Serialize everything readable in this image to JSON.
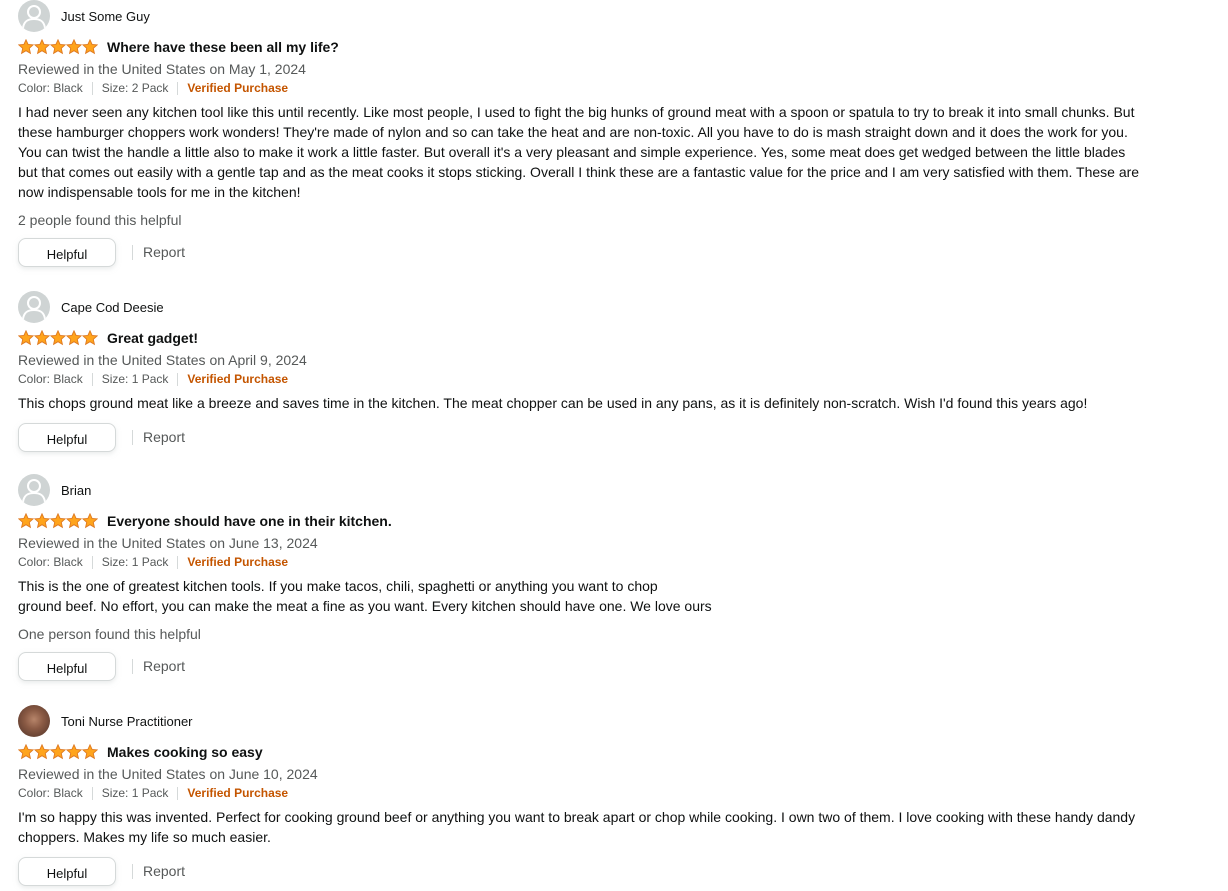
{
  "colors": {
    "star": "#ffa41c",
    "star_stroke": "#de7921",
    "verified": "#c45500",
    "muted_text": "#565959",
    "main_text": "#0f1111",
    "avatar_bg": "#cfd4d4"
  },
  "icons": {
    "avatar_default": "person-silhouette-icon",
    "star": "star-icon"
  },
  "reviews": [
    {
      "author": "Just Some Guy",
      "avatar": "default",
      "rating": 5,
      "title": "Where have these been all my life?",
      "date": "Reviewed in the United States on May 1, 2024",
      "color": "Color: Black",
      "size": "Size: 2 Pack",
      "verified": "Verified Purchase",
      "body": "I had never seen any kitchen tool like this until recently. Like most people, I used to fight the big hunks of ground meat with a spoon or spatula to try to break it into small chunks. But these hamburger choppers work wonders! They're made of nylon and so can take the heat and are non-toxic. All you have to do is mash straight down and it does the work for you. You can twist the handle a little also to make it work a little faster. But overall it's a very pleasant and simple experience. Yes, some meat does get wedged between the little blades but that comes out easily with a gentle tap and as the meat cooks it stops sticking. Overall I think these are a fantastic value for the price and I am very satisfied with them. These are now indispensable tools for me in the kitchen!",
      "helpful_count": "2 people found this helpful",
      "helpful_label": "Helpful",
      "report_label": "Report"
    },
    {
      "author": "Cape Cod Deesie",
      "avatar": "default",
      "rating": 5,
      "title": "Great gadget!",
      "date": "Reviewed in the United States on April 9, 2024",
      "color": "Color: Black",
      "size": "Size: 1 Pack",
      "verified": "Verified Purchase",
      "body": "This chops ground meat like a breeze and saves time in the kitchen. The meat chopper can be used in any pans, as it is definitely non-scratch. Wish I'd found this years ago!",
      "helpful_count": "",
      "helpful_label": "Helpful",
      "report_label": "Report"
    },
    {
      "author": "Brian",
      "avatar": "default",
      "rating": 5,
      "title": "Everyone should have one in their kitchen.",
      "date": "Reviewed in the United States on June 13, 2024",
      "color": "Color: Black",
      "size": "Size: 1 Pack",
      "verified": "Verified Purchase",
      "body_lines": [
        "This is the one of greatest kitchen tools. If you make tacos, chili, spaghetti or anything you want to chop",
        "ground beef. No effort, you can make the meat a fine as you want. Every kitchen should have one. We love ours"
      ],
      "helpful_count": "One person found this helpful",
      "helpful_label": "Helpful",
      "report_label": "Report"
    },
    {
      "author": "Toni Nurse Practitioner",
      "avatar": "photo",
      "rating": 5,
      "title": "Makes cooking so easy",
      "date": "Reviewed in the United States on June 10, 2024",
      "color": "Color: Black",
      "size": "Size: 1 Pack",
      "verified": "Verified Purchase",
      "body": "I'm so happy this was invented. Perfect for cooking ground beef or anything you want to break apart or chop while cooking. I own two of them. I love cooking with these handy dandy choppers. Makes my life so much easier.",
      "helpful_count": "",
      "helpful_label": "Helpful",
      "report_label": "Report"
    }
  ]
}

☆ ☆ ☆ ☆ ☆

**Given problem:**
The required answer is a single number: the count of lines in the entries that hold the string "date".

**Answer to the task:**
4